What is needed = Copy every line of the records below where the word "Santa" occurs.

Records shown =
□ □ □
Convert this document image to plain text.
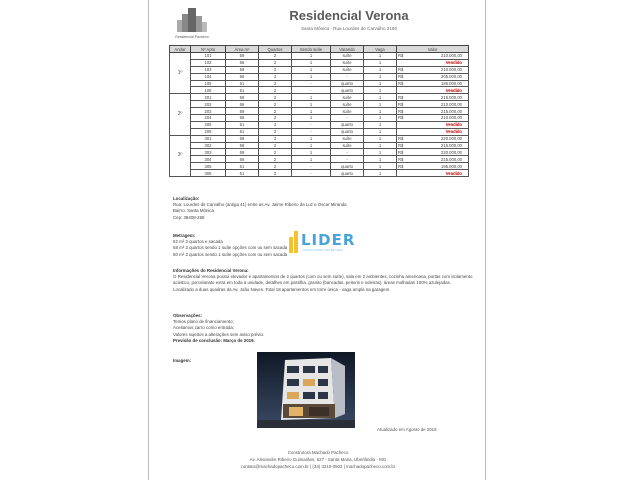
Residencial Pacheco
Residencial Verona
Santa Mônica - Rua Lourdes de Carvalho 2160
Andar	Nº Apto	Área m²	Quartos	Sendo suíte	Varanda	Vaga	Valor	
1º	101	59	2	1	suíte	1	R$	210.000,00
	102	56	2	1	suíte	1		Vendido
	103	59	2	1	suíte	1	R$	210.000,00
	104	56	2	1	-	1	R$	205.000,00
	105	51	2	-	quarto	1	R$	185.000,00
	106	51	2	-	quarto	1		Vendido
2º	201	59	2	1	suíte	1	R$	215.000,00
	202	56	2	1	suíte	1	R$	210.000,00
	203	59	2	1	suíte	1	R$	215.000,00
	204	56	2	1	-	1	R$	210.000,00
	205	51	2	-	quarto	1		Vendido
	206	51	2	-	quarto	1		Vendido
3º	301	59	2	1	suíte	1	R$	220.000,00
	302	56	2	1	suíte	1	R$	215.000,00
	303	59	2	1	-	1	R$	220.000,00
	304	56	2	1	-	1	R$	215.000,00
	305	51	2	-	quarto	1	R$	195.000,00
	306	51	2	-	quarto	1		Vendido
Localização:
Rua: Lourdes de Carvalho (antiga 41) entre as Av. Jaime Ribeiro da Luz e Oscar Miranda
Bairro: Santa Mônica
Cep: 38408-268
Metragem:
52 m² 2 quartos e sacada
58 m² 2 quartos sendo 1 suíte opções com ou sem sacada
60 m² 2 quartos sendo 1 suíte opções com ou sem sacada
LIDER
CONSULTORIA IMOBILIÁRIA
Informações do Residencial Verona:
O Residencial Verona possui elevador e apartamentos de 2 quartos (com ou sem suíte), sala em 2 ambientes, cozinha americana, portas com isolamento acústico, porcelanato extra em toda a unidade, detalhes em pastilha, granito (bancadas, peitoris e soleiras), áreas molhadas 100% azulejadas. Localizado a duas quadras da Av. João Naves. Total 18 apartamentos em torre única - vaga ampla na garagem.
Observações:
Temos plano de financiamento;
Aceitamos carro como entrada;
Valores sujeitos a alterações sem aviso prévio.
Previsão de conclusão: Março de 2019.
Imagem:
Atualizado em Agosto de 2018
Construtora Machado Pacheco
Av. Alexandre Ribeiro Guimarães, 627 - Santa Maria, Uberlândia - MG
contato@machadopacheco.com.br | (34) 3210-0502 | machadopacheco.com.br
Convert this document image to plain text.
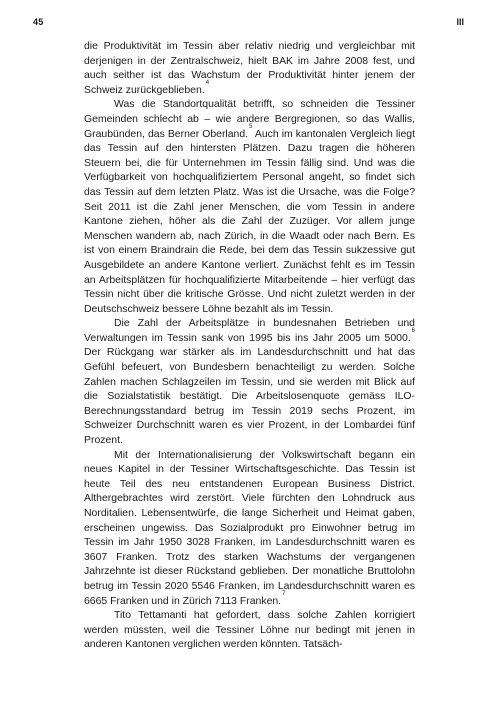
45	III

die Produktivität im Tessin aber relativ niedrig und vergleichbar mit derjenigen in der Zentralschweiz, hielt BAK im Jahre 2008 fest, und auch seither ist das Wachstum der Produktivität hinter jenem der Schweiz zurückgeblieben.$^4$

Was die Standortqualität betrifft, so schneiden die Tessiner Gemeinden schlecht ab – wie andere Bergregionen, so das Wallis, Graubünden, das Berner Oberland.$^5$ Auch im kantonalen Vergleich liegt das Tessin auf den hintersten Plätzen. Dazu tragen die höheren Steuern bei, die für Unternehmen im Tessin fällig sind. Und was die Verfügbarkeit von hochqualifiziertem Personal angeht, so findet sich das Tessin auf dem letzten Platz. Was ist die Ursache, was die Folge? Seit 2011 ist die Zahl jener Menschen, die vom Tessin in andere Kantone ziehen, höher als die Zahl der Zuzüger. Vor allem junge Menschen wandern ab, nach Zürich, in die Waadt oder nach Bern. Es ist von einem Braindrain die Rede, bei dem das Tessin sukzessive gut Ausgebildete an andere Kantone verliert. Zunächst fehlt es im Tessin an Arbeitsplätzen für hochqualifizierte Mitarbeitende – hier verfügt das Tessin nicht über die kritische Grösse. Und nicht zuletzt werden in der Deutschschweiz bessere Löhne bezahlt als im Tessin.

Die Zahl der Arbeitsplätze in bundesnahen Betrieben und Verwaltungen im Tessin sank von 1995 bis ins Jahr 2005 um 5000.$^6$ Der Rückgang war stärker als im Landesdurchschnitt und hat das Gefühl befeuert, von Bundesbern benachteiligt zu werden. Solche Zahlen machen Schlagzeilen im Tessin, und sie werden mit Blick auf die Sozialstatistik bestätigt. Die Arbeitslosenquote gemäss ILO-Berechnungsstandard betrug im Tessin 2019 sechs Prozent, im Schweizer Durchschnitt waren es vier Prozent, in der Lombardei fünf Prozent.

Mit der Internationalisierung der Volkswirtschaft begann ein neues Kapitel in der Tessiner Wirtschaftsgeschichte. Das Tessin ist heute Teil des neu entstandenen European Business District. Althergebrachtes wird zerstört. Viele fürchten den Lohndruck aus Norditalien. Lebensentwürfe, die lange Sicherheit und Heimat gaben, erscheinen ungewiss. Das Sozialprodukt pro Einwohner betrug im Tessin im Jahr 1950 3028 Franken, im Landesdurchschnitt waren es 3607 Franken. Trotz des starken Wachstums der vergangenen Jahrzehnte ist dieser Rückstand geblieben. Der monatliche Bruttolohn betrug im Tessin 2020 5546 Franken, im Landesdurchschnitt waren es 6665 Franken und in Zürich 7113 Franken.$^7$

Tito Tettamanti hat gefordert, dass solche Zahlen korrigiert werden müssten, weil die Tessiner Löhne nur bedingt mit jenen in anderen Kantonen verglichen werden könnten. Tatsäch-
□ □ □
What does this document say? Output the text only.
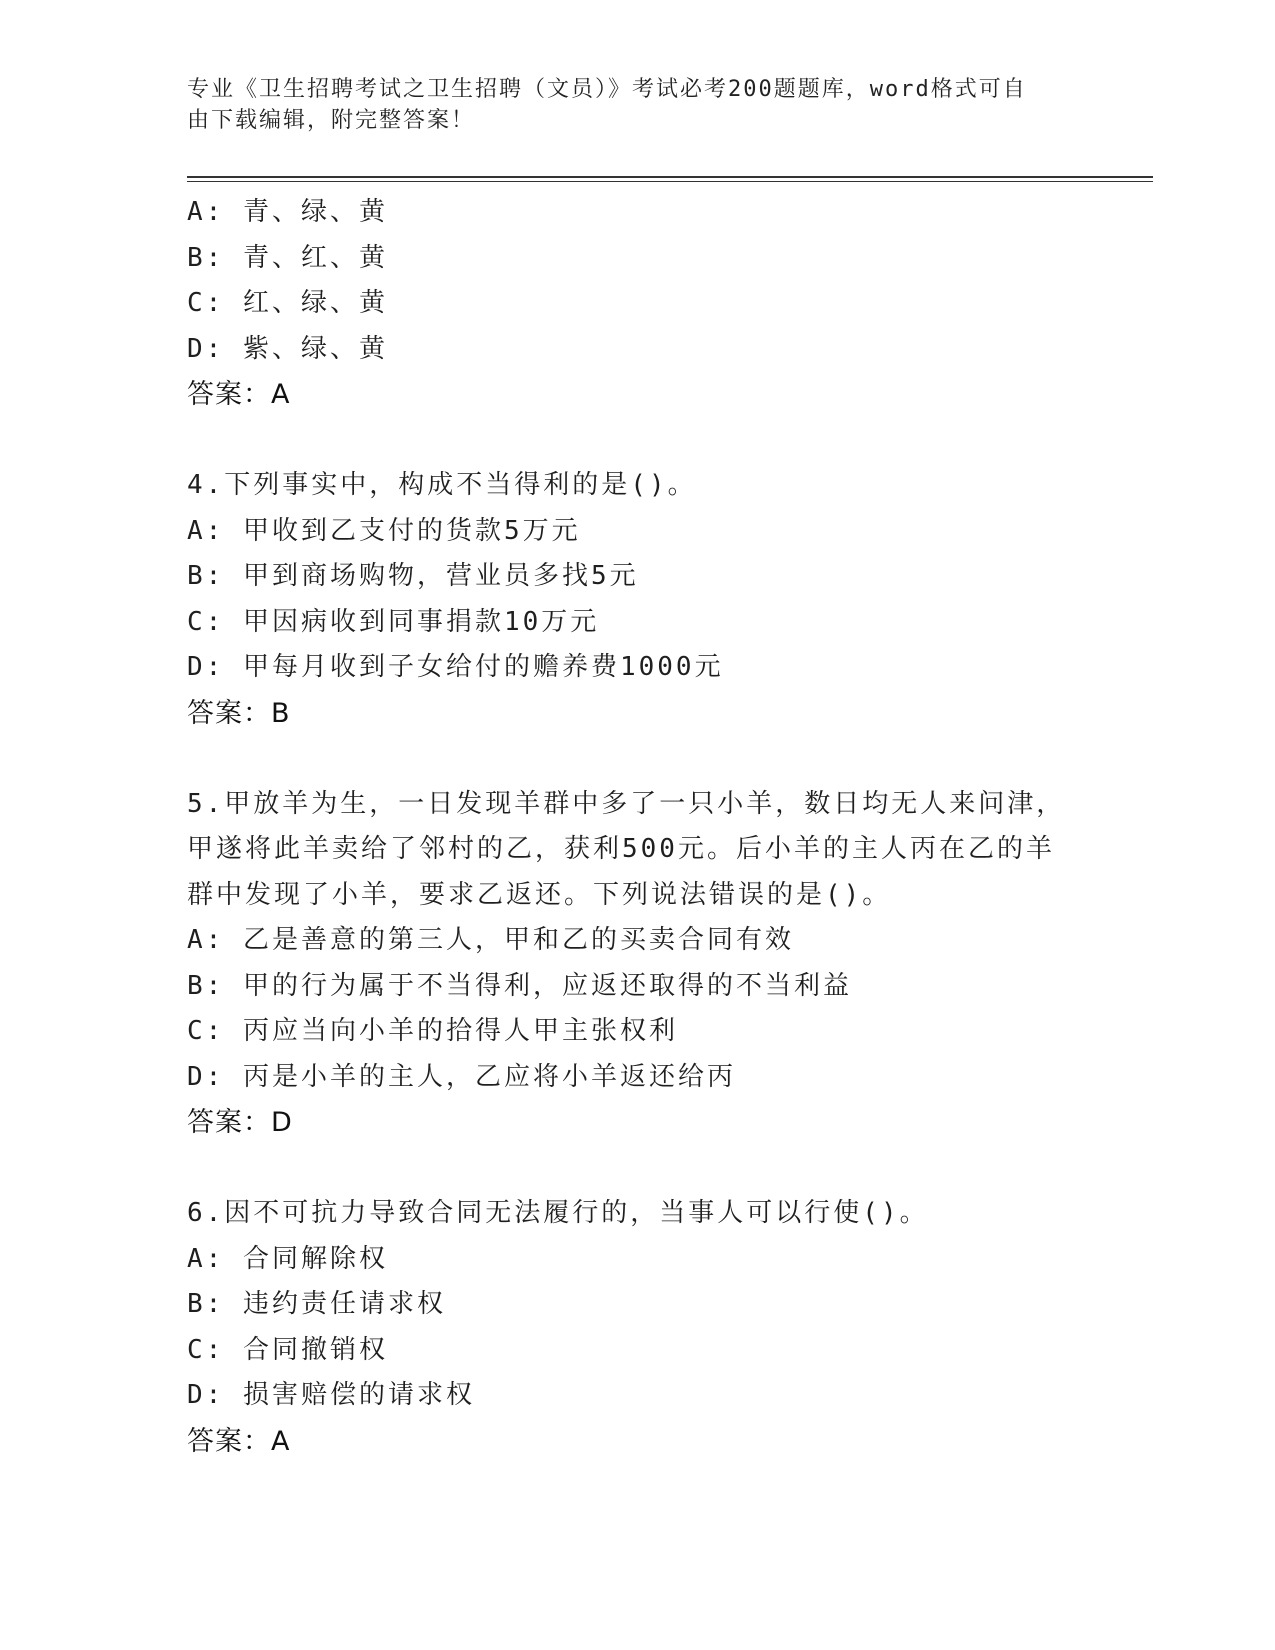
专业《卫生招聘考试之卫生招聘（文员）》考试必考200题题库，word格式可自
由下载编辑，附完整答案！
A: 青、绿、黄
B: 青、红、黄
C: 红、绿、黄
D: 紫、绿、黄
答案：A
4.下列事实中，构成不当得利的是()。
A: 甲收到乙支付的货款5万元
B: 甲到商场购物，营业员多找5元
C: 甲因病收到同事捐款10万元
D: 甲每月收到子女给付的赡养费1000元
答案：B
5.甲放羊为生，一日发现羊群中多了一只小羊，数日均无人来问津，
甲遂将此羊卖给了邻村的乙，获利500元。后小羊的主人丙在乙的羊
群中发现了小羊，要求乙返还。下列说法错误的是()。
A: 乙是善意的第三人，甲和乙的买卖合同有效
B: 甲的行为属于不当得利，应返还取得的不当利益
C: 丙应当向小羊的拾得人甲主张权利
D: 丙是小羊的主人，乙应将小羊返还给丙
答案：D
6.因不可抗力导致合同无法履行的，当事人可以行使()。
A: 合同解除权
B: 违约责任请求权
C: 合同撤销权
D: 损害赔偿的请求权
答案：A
□ □ □
Right answer =
Santa Mônica - Rua Lourdes de Carvalho 2160
Bairro: Santa Mônica
Av. Alexandre Ribeiro Guimarães, 627 - Santa Maria, Uberlândia - MG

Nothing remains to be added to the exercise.